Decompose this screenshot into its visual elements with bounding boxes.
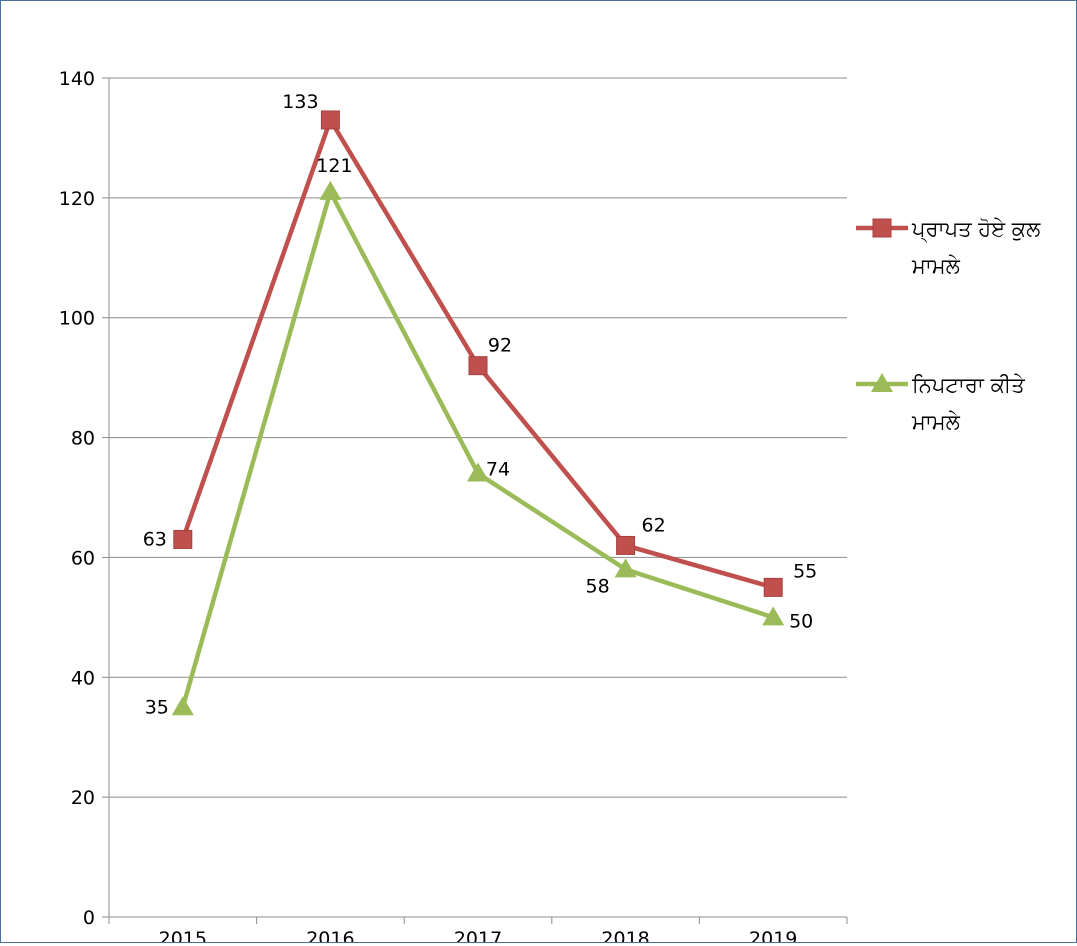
square-marker xyxy=(468,356,488,376)
gridlines xyxy=(109,77,847,798)
data-label: 50 xyxy=(789,610,813,632)
triangle-marker xyxy=(762,606,785,626)
data-labels: 63 133 92 62 55 35 121 74 58 50 xyxy=(143,91,818,718)
x-tick-label: 2018 xyxy=(601,928,649,942)
series-line xyxy=(180,189,774,708)
legend-label: ਪ੍ਰਾਪਤ ਹੋਏ ਕੁਲ xyxy=(911,217,1041,244)
y-tick-label: 140 xyxy=(59,68,95,90)
legend-label: ਮਾਮਲੇ xyxy=(911,254,961,278)
data-label: 58 xyxy=(586,575,610,597)
square-marker xyxy=(616,535,636,555)
y-tick-label: 100 xyxy=(59,308,95,330)
data-label: 35 xyxy=(145,696,169,718)
square-marker xyxy=(320,110,340,130)
y-tick-label: 0 xyxy=(83,907,95,929)
legend-label: ਨਿਪਟਾਰਾ ਕੀਤੇ xyxy=(911,373,1025,397)
data-label: 62 xyxy=(642,514,666,536)
x-tick-label: 2017 xyxy=(454,928,502,942)
legend: ਪ੍ਰਾਪਤ ਹੋਏ ਕੁਲ ਮਾਮਲੇ ਨਿਪਟਾਰਾ ਕੀਤੇ ਮਾਮਲੇ xyxy=(856,217,1041,434)
axis-tick-labels: 0 20 40 60 80 100 120 140 2015 2016 2017 2018 2019 xyxy=(59,68,798,946)
y-tick-label: 80 xyxy=(71,428,95,450)
data-label: 133 xyxy=(282,91,318,113)
data-label: 121 xyxy=(316,155,352,177)
triangle-marker xyxy=(319,180,342,200)
data-label: 63 xyxy=(143,528,167,550)
series-layer xyxy=(171,110,785,716)
legend-label: ਮਾਮਲੇ xyxy=(911,410,961,434)
triangle-marker xyxy=(614,558,637,578)
x-tick-label: 2016 xyxy=(306,928,354,942)
axes xyxy=(102,77,848,924)
y-tick-label: 40 xyxy=(71,667,95,689)
triangle-marker xyxy=(467,462,489,482)
legend-square-marker xyxy=(872,218,892,238)
legend-triangle-marker xyxy=(871,373,893,392)
square-marker xyxy=(173,529,193,549)
triangle-marker xyxy=(171,696,194,716)
y-tick-label: 60 xyxy=(71,547,95,569)
series-line xyxy=(180,117,774,590)
square-marker xyxy=(763,577,783,597)
data-label: 55 xyxy=(793,560,817,582)
x-tick-label: 2015 xyxy=(159,928,207,942)
y-tick-label: 120 xyxy=(59,188,95,210)
y-tick-label: 20 xyxy=(71,787,95,809)
x-tick-label: 2019 xyxy=(749,928,797,942)
data-label: 74 xyxy=(486,459,510,481)
data-label: 92 xyxy=(488,335,512,357)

* _Exercise directions_:
Replace every "series-line" with "trend-line" in the lines of the items above, leaving everything else unchanged. Leave out the pictures.

* _Solved problem_:
Decompose this screenshot into its visual elements with bounding boxes.
square-marker xyxy=(468,356,488,376)
gridlines xyxy=(109,77,847,798)
data-label: 50 xyxy=(789,610,813,632)
triangle-marker xyxy=(762,606,785,626)
data-labels: 63 133 92 62 55 35 121 74 58 50 xyxy=(143,91,818,718)
x-tick-label: 2018 xyxy=(601,928,649,942)
trend-line xyxy=(180,189,774,708)
legend-label: ਪ੍ਰਾਪਤ ਹੋਏ ਕੁਲ xyxy=(911,217,1041,244)
y-tick-label: 140 xyxy=(59,68,95,90)
legend-label: ਮਾਮਲੇ xyxy=(911,254,961,278)
data-label: 58 xyxy=(586,575,610,597)
square-marker xyxy=(616,535,636,555)
y-tick-label: 100 xyxy=(59,308,95,330)
data-label: 35 xyxy=(145,696,169,718)
square-marker xyxy=(320,110,340,130)
y-tick-label: 0 xyxy=(83,907,95,929)
legend-label: ਨਿਪਟਾਰਾ ਕੀਤੇ xyxy=(911,373,1025,397)
data-label: 62 xyxy=(642,514,666,536)
x-tick-label: 2017 xyxy=(454,928,502,942)
legend: ਪ੍ਰਾਪਤ ਹੋਏ ਕੁਲ ਮਾਮਲੇ ਨਿਪਟਾਰਾ ਕੀਤੇ ਮਾਮਲੇ xyxy=(856,217,1041,434)
axis-tick-labels: 0 20 40 60 80 100 120 140 2015 2016 2017 2018 2019 xyxy=(59,68,798,946)
y-tick-label: 80 xyxy=(71,428,95,450)
data-label: 133 xyxy=(282,91,318,113)
data-label: 121 xyxy=(316,155,352,177)
triangle-marker xyxy=(319,180,342,200)
data-label: 63 xyxy=(143,528,167,550)
series-layer xyxy=(171,110,785,716)
legend-label: ਮਾਮਲੇ xyxy=(911,410,961,434)
triangle-marker xyxy=(614,558,637,578)
x-tick-label: 2016 xyxy=(306,928,354,942)
axes xyxy=(102,77,848,924)
y-tick-label: 40 xyxy=(71,667,95,689)
triangle-marker xyxy=(467,462,489,482)
legend-square-marker xyxy=(872,218,892,238)
legend-triangle-marker xyxy=(871,373,893,392)
square-marker xyxy=(173,529,193,549)
triangle-marker xyxy=(171,696,194,716)
y-tick-label: 60 xyxy=(71,547,95,569)
trend-line xyxy=(180,117,774,590)
square-marker xyxy=(763,577,783,597)
data-label: 55 xyxy=(793,560,817,582)
x-tick-label: 2015 xyxy=(159,928,207,942)
y-tick-label: 120 xyxy=(59,188,95,210)
y-tick-label: 20 xyxy=(71,787,95,809)
x-tick-label: 2019 xyxy=(749,928,797,942)
data-label: 74 xyxy=(486,459,510,481)
data-label: 92 xyxy=(488,335,512,357)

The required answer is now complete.